-- Input --
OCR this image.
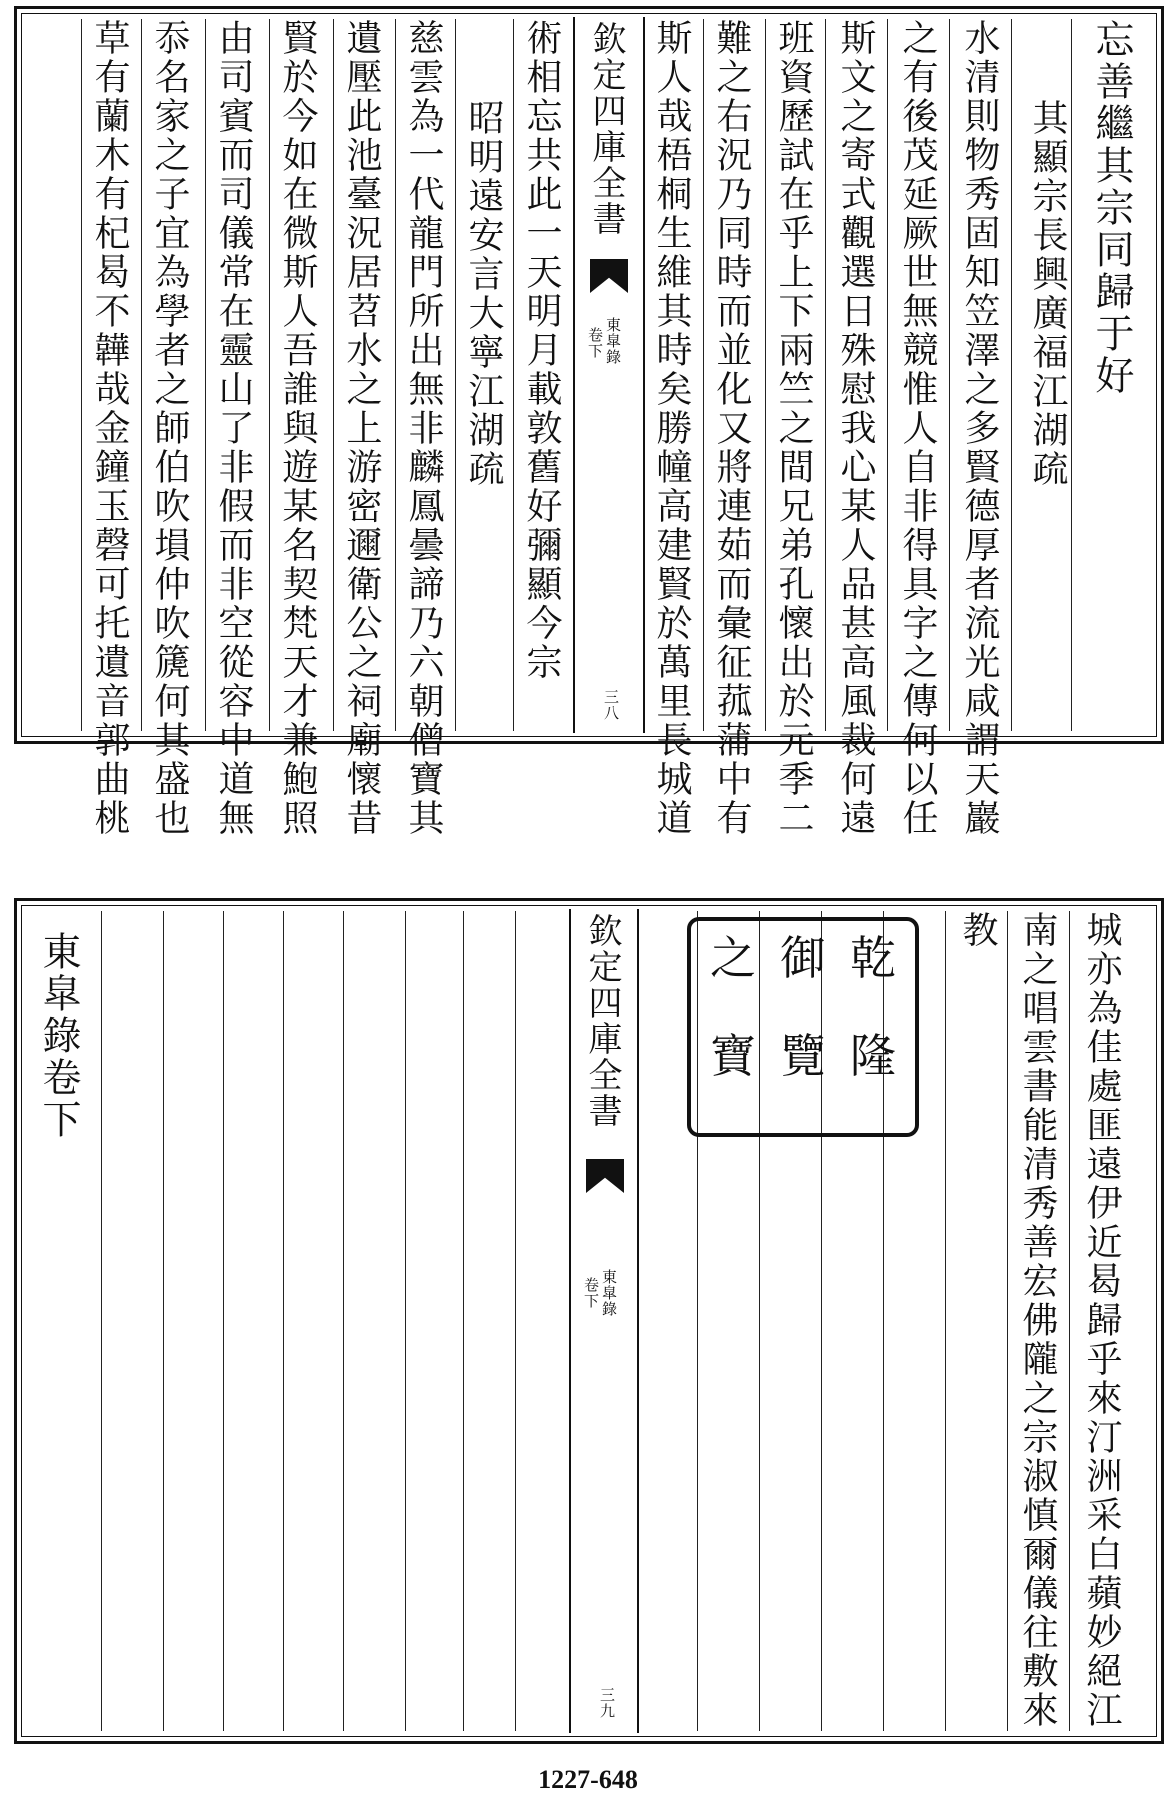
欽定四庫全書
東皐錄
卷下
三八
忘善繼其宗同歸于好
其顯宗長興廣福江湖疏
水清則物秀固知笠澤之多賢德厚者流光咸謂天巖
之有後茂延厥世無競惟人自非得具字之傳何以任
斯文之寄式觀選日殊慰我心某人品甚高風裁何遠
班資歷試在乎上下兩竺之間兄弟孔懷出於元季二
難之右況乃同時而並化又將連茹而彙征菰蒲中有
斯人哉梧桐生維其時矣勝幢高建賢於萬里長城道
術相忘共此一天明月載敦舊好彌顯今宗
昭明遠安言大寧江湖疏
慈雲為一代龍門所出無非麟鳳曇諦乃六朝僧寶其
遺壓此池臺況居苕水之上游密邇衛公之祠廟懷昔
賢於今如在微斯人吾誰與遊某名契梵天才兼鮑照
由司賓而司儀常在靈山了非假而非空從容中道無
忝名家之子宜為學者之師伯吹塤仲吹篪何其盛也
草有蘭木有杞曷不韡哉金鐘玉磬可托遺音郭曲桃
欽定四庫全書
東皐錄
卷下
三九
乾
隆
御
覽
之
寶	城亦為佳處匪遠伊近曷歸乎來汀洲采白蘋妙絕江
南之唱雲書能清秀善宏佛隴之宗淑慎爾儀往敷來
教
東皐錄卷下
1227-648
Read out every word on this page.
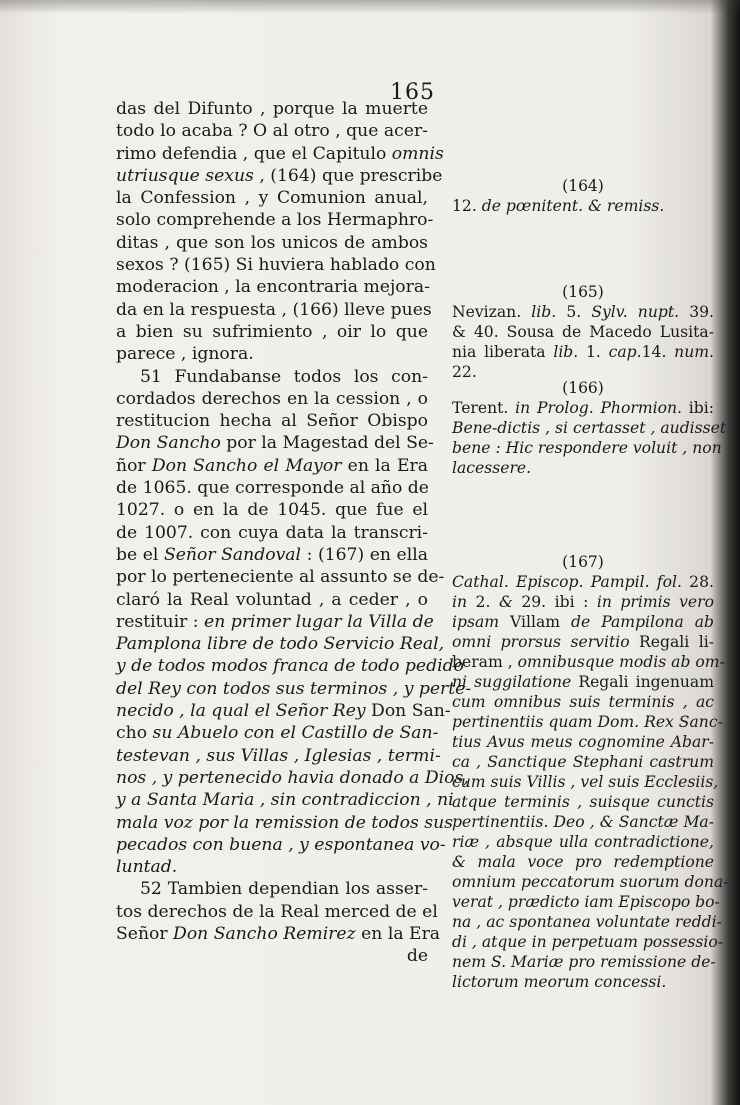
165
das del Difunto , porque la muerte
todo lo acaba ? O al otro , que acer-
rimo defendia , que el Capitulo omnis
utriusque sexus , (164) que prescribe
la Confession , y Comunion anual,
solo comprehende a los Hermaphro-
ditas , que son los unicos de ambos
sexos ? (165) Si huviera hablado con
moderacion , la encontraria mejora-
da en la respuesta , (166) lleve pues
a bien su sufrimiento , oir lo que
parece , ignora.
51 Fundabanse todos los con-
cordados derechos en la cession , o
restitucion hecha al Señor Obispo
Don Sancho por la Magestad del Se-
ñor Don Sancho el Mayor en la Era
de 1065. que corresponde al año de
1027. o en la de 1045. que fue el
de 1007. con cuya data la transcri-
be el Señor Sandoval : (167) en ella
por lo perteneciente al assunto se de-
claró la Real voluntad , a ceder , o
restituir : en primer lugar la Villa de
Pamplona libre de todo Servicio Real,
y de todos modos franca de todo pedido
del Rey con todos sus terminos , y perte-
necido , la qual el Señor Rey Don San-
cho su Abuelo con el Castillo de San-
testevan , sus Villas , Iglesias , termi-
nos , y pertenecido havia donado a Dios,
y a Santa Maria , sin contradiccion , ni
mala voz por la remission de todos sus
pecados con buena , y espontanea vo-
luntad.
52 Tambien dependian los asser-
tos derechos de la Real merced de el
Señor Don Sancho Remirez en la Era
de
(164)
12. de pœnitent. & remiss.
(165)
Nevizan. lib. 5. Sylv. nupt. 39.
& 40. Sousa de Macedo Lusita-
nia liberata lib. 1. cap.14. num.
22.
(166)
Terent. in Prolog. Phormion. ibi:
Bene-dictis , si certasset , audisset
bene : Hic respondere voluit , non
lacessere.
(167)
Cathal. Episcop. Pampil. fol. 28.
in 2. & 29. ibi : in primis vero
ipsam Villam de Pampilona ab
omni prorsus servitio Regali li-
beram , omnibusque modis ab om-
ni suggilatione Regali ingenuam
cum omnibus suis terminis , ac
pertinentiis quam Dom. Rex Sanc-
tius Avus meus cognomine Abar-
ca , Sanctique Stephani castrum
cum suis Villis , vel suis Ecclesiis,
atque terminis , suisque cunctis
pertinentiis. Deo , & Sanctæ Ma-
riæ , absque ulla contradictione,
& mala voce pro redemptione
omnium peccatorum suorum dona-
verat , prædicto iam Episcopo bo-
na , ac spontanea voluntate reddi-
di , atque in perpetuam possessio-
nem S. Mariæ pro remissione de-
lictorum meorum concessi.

-- What to work on --
Print the entries above exactly, taking out only the pictures.

-- Result of this exercise --
OCR this image.
欽定四庫全書
東皐錄
卷下
三八
忘善繼其宗同歸于好
其顯宗長興廣福江湖疏
水清則物秀固知笠澤之多賢德厚者流光咸謂天巖
之有後茂延厥世無競惟人自非得具字之傳何以任
斯文之寄式觀選日殊慰我心某人品甚高風裁何遠
班資歷試在乎上下兩竺之間兄弟孔懷出於元季二
難之右況乃同時而並化又將連茹而彙征菰蒲中有
斯人哉梧桐生維其時矣勝幢高建賢於萬里長城道
術相忘共此一天明月載敦舊好彌顯今宗
昭明遠安言大寧江湖疏
慈雲為一代龍門所出無非麟鳳曇諦乃六朝僧寶其
遺壓此池臺況居苕水之上游密邇衛公之祠廟懷昔
賢於今如在微斯人吾誰與遊某名契梵天才兼鮑照
由司賓而司儀常在靈山了非假而非空從容中道無
忝名家之子宜為學者之師伯吹塤仲吹篪何其盛也
草有蘭木有杞曷不韡哉金鐘玉磬可托遺音郭曲桃
欽定四庫全書
東皐錄
卷下
三九
乾
隆
御
覽
之
寶	城亦為佳處匪遠伊近曷歸乎來汀洲采白蘋妙絕江
南之唱雲書能清秀善宏佛隴之宗淑慎爾儀往敷來
教
東皐錄卷下
1227-648
Read out every word on this page.
165
das del Difunto , porque la muerte
todo lo acaba ? O al otro , que acer-
rimo defendia , que el Capitulo omnis
utriusque sexus , (164) que prescribe
la Confession , y Comunion anual,
solo comprehende a los Hermaphro-
ditas , que son los unicos de ambos
sexos ? (165) Si huviera hablado con
moderacion , la encontraria mejora-
da en la respuesta , (166) lleve pues
a bien su sufrimiento , oir lo que
parece , ignora.
51 Fundabanse todos los con-
cordados derechos en la cession , o
restitucion hecha al Señor Obispo
Don Sancho por la Magestad del Se-
ñor Don Sancho el Mayor en la Era
de 1065. que corresponde al año de
1027. o en la de 1045. que fue el
de 1007. con cuya data la transcri-
be el Señor Sandoval : (167) en ella
por lo perteneciente al assunto se de-
claró la Real voluntad , a ceder , o
restituir : en primer lugar la Villa de
Pamplona libre de todo Servicio Real,
y de todos modos franca de todo pedido
del Rey con todos sus terminos , y perte-
necido , la qual el Señor Rey Don San-
cho su Abuelo con el Castillo de San-
testevan , sus Villas , Iglesias , termi-
nos , y pertenecido havia donado a Dios,
y a Santa Maria , sin contradiccion , ni
mala voz por la remission de todos sus
pecados con buena , y espontanea vo-
luntad.
52 Tambien dependian los asser-
tos derechos de la Real merced de el
Señor Don Sancho Remirez en la Era
de
(164)
12. de pœnitent. & remiss.
(165)
Nevizan. lib. 5. Sylv. nupt. 39.
& 40. Sousa de Macedo Lusita-
nia liberata lib. 1. cap.14. num.
22.
(166)
Terent. in Prolog. Phormion. ibi:
Bene-dictis , si certasset , audisset
bene : Hic respondere voluit , non
lacessere.
(167)
Cathal. Episcop. Pampil. fol. 28.
in 2. & 29. ibi : in primis vero
ipsam Villam de Pampilona ab
omni prorsus servitio Regali li-
beram , omnibusque modis ab om-
ni suggilatione Regali ingenuam
cum omnibus suis terminis , ac
pertinentiis quam Dom. Rex Sanc-
tius Avus meus cognomine Abar-
ca , Sanctique Stephani castrum
cum suis Villis , vel suis Ecclesiis,
atque terminis , suisque cunctis
pertinentiis. Deo , & Sanctæ Ma-
riæ , absque ulla contradictione,
& mala voce pro redemptione
omnium peccatorum suorum dona-
verat , prædicto iam Episcopo bo-
na , ac spontanea voluntate reddi-
di , atque in perpetuam possessio-
nem S. Mariæ pro remissione de-
lictorum meorum concessi.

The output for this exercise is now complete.